## INFORMATION GIVEN
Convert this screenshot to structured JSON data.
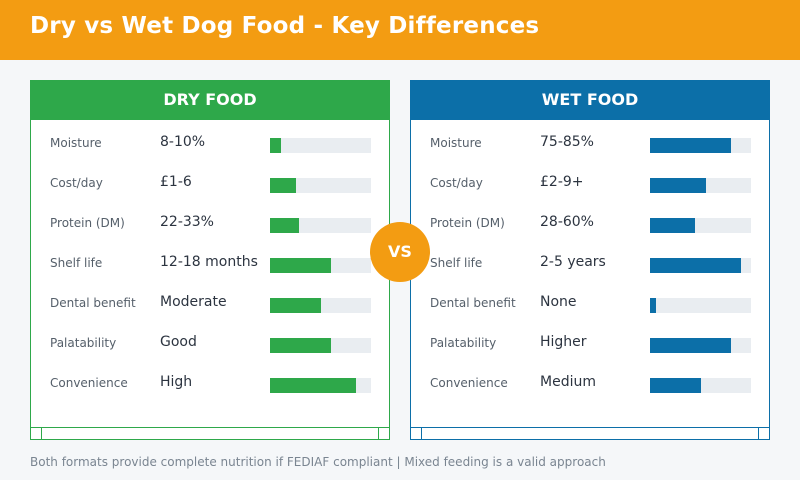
{
  "title": "Dry vs Wet Dog Food - Key Differences",
  "vs_label": "VS",
  "footnote": "Both formats provide complete nutrition if FEDIAF compliant | Mixed feeding is a valid approach",
  "colors": {
    "header": "#f39c12",
    "dry": "#2ea84a",
    "wet": "#0c6fa8",
    "track": "#e9edf1"
  },
  "chart_data": {
    "type": "bar",
    "orientation": "horizontal",
    "value_scale": [
      0,
      1
    ],
    "panels": [
      {
        "name": "DRY FOOD",
        "rows": [
          {
            "label": "Moisture",
            "value_text": "8-10%",
            "fill": 0.11
          },
          {
            "label": "Cost/day",
            "value_text": "£1-6",
            "fill": 0.26
          },
          {
            "label": "Protein (DM)",
            "value_text": "22-33%",
            "fill": 0.29
          },
          {
            "label": "Shelf life",
            "value_text": "12-18 months",
            "fill": 0.6
          },
          {
            "label": "Dental benefit",
            "value_text": "Moderate",
            "fill": 0.5
          },
          {
            "label": "Palatability",
            "value_text": "Good",
            "fill": 0.6
          },
          {
            "label": "Convenience",
            "value_text": "High",
            "fill": 0.85
          }
        ]
      },
      {
        "name": "WET FOOD",
        "rows": [
          {
            "label": "Moisture",
            "value_text": "75-85%",
            "fill": 0.8
          },
          {
            "label": "Cost/day",
            "value_text": "£2-9+",
            "fill": 0.55
          },
          {
            "label": "Protein (DM)",
            "value_text": "28-60%",
            "fill": 0.45
          },
          {
            "label": "Shelf life",
            "value_text": "2-5 years",
            "fill": 0.9
          },
          {
            "label": "Dental benefit",
            "value_text": "None",
            "fill": 0.06
          },
          {
            "label": "Palatability",
            "value_text": "Higher",
            "fill": 0.8
          },
          {
            "label": "Convenience",
            "value_text": "Medium",
            "fill": 0.5
          }
        ]
      }
    ]
  }
}
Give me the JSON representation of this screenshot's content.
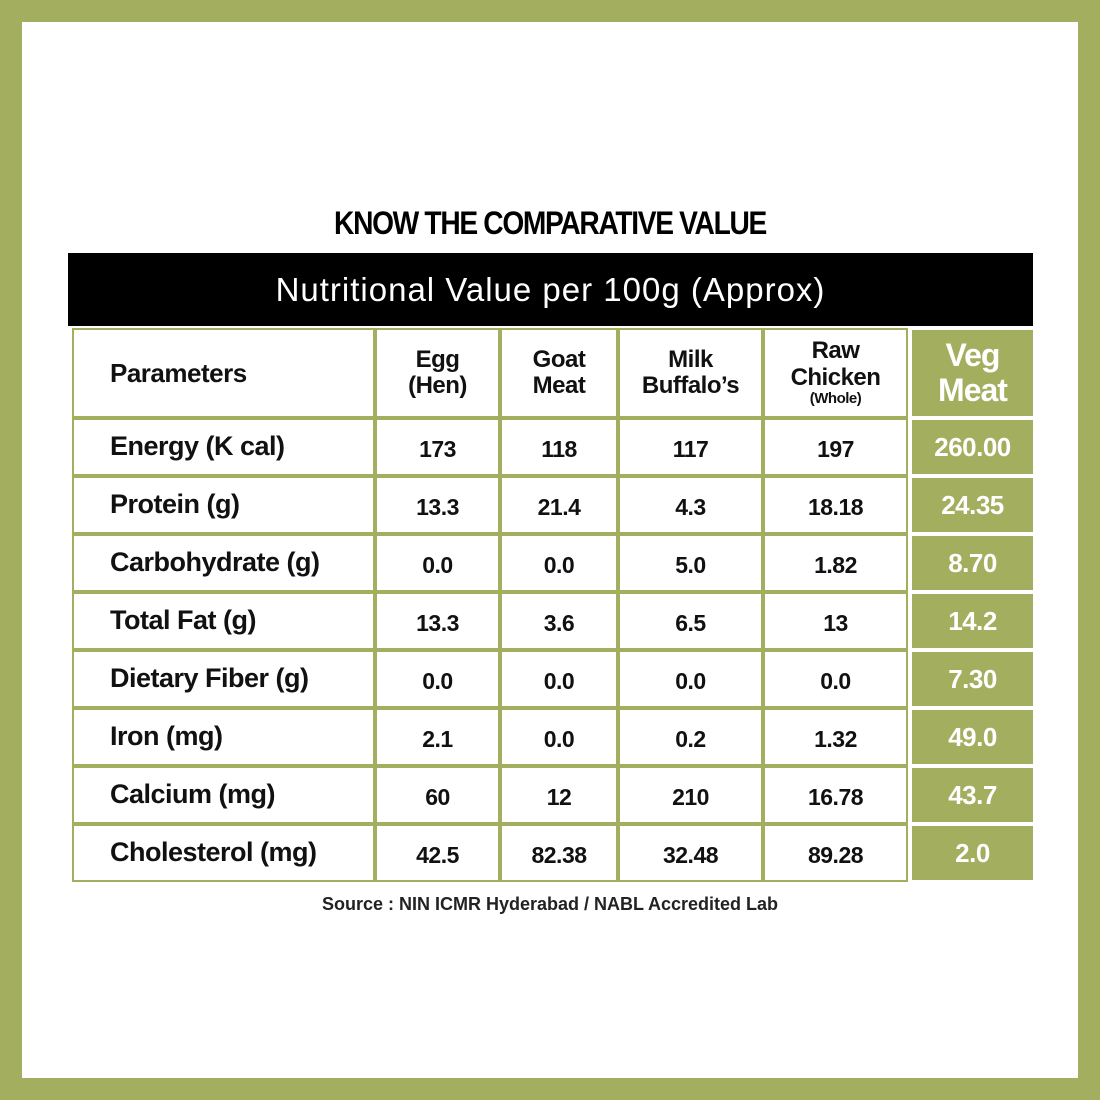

## WORK ITEM
With the pictures set aside, repeat every entry above exactly.

## SOLUTION
Convert this screenshot to structured JSON data.
{
  "title": "Dry vs Wet Dog Food - Key Differences",
  "vs_label": "VS",
  "footnote": "Both formats provide complete nutrition if FEDIAF compliant | Mixed feeding is a valid approach",
  "colors": {
    "header": "#f39c12",
    "dry": "#2ea84a",
    "wet": "#0c6fa8",
    "track": "#e9edf1"
  },
  "chart_data": {
    "type": "bar",
    "orientation": "horizontal",
    "value_scale": [
      0,
      1
    ],
    "panels": [
      {
        "name": "DRY FOOD",
        "rows": [
          {
            "label": "Moisture",
            "value_text": "8-10%",
            "fill": 0.11
          },
          {
            "label": "Cost/day",
            "value_text": "£1-6",
            "fill": 0.26
          },
          {
            "label": "Protein (DM)",
            "value_text": "22-33%",
            "fill": 0.29
          },
          {
            "label": "Shelf life",
            "value_text": "12-18 months",
            "fill": 0.6
          },
          {
            "label": "Dental benefit",
            "value_text": "Moderate",
            "fill": 0.5
          },
          {
            "label": "Palatability",
            "value_text": "Good",
            "fill": 0.6
          },
          {
            "label": "Convenience",
            "value_text": "High",
            "fill": 0.85
          }
        ]
      },
      {
        "name": "WET FOOD",
        "rows": [
          {
            "label": "Moisture",
            "value_text": "75-85%",
            "fill": 0.8
          },
          {
            "label": "Cost/day",
            "value_text": "£2-9+",
            "fill": 0.55
          },
          {
            "label": "Protein (DM)",
            "value_text": "28-60%",
            "fill": 0.45
          },
          {
            "label": "Shelf life",
            "value_text": "2-5 years",
            "fill": 0.9
          },
          {
            "label": "Dental benefit",
            "value_text": "None",
            "fill": 0.06
          },
          {
            "label": "Palatability",
            "value_text": "Higher",
            "fill": 0.8
          },
          {
            "label": "Convenience",
            "value_text": "Medium",
            "fill": 0.5
          }
        ]
      }
    ]
  }
}
Give me the JSON representation of this screenshot's content.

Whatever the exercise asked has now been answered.